# Dataset records
- - - - -
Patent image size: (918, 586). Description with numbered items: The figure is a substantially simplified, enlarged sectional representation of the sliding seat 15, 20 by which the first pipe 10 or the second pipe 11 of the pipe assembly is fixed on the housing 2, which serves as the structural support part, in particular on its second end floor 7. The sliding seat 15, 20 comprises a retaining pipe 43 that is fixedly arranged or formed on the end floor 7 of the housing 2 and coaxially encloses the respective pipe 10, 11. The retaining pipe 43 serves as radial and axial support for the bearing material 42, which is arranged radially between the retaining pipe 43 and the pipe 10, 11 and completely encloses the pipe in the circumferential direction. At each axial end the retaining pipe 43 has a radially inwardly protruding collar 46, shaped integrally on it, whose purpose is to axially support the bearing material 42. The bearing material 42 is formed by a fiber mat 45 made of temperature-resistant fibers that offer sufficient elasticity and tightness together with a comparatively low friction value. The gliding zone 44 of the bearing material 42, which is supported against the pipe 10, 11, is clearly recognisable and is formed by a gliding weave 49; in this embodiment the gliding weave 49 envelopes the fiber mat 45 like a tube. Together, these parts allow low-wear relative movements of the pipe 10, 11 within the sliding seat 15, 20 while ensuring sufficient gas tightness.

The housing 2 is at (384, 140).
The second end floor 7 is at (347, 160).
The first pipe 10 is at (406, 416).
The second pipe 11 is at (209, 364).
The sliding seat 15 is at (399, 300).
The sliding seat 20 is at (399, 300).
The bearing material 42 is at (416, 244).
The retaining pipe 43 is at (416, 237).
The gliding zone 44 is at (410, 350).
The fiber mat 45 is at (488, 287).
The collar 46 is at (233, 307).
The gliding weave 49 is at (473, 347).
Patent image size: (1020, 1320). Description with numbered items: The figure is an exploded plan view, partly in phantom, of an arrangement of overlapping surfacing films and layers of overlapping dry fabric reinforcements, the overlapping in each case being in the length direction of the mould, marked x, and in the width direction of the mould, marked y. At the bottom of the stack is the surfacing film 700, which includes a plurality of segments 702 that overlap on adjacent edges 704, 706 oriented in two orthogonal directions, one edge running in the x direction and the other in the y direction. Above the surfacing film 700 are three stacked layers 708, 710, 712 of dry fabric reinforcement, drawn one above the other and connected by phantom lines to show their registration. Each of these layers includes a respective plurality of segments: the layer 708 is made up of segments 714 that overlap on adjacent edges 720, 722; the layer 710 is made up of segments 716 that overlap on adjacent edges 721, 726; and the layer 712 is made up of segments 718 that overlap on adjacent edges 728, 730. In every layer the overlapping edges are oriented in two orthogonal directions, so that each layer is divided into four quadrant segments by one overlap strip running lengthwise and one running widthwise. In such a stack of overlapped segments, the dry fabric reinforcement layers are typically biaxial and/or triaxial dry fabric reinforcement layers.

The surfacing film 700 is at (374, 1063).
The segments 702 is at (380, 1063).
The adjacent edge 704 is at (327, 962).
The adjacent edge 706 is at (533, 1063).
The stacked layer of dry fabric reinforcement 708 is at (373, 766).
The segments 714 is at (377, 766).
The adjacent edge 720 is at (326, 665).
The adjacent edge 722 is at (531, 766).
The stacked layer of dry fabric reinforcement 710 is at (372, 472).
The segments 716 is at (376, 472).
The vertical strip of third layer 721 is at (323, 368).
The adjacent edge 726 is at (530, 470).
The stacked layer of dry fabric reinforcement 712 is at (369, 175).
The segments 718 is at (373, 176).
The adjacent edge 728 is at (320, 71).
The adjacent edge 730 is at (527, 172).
- - - - -
# Objective
Copy every line above word for word, without changing anything.

# Complete response
Patent image size: (918, 586). Description with numbered items: The figure is a substantially simplified, enlarged sectional representation of the sliding seat 15, 20 by which the first pipe 10 or the second pipe 11 of the pipe assembly is fixed on the housing 2, which serves as the structural support part, in particular on its second end floor 7. The sliding seat 15, 20 comprises a retaining pipe 43 that is fixedly arranged or formed on the end floor 7 of the housing 2 and coaxially encloses the respective pipe 10, 11. The retaining pipe 43 serves as radial and axial support for the bearing material 42, which is arranged radially between the retaining pipe 43 and the pipe 10, 11 and completely encloses the pipe in the circumferential direction. At each axial end the retaining pipe 43 has a radially inwardly protruding collar 46, shaped integrally on it, whose purpose is to axially support the bearing material 42. The bearing material 42 is formed by a fiber mat 45 made of temperature-resistant fibers that offer sufficient elasticity and tightness together with a comparatively low friction value. The gliding zone 44 of the bearing material 42, which is supported against the pipe 10, 11, is clearly recognisable and is formed by a gliding weave 49; in this embodiment the gliding weave 49 envelopes the fiber mat 45 like a tube. Together, these parts allow low-wear relative movements of the pipe 10, 11 within the sliding seat 15, 20 while ensuring sufficient gas tightness.

The housing 2 is at (384, 140).
The second end floor 7 is at (347, 160).
The first pipe 10 is at (406, 416).
The second pipe 11 is at (209, 364).
The sliding seat 15 is at (399, 300).
The sliding seat 20 is at (399, 300).
The bearing material 42 is at (416, 244).
The retaining pipe 43 is at (416, 237).
The gliding zone 44 is at (410, 350).
The fiber mat 45 is at (488, 287).
The collar 46 is at (233, 307).
The gliding weave 49 is at (473, 347).
Patent image size: (1020, 1320). Description with numbered items: The figure is an exploded plan view, partly in phantom, of an arrangement of overlapping surfacing films and layers of overlapping dry fabric reinforcements, the overlapping in each case being in the length direction of the mould, marked x, and in the width direction of the mould, marked y. At the bottom of the stack is the surfacing film 700, which includes a plurality of segments 702 that overlap on adjacent edges 704, 706 oriented in two orthogonal directions, one edge running in the x direction and the other in the y direction. Above the surfacing film 700 are three stacked layers 708, 710, 712 of dry fabric reinforcement, drawn one above the other and connected by phantom lines to show their registration. Each of these layers includes a respective plurality of segments: the layer 708 is made up of segments 714 that overlap on adjacent edges 720, 722; the layer 710 is made up of segments 716 that overlap on adjacent edges 721, 726; and the layer 712 is made up of segments 718 that overlap on adjacent edges 728, 730. In every layer the overlapping edges are oriented in two orthogonal directions, so that each layer is divided into four quadrant segments by one overlap strip running lengthwise and one running widthwise. In such a stack of overlapped segments, the dry fabric reinforcement layers are typically biaxial and/or triaxial dry fabric reinforcement layers.

The surfacing film 700 is at (374, 1063).
The segments 702 is at (380, 1063).
The adjacent edge 704 is at (327, 962).
The adjacent edge 706 is at (533, 1063).
The stacked layer of dry fabric reinforcement 708 is at (373, 766).
The segments 714 is at (377, 766).
The adjacent edge 720 is at (326, 665).
The adjacent edge 722 is at (531, 766).
The stacked layer of dry fabric reinforcement 710 is at (372, 472).
The segments 716 is at (376, 472).
The vertical strip of third layer 721 is at (323, 368).
The adjacent edge 726 is at (530, 470).
The stacked layer of dry fabric reinforcement 712 is at (369, 175).
The segments 718 is at (373, 176).
The adjacent edge 728 is at (320, 71).
The adjacent edge 730 is at (527, 172).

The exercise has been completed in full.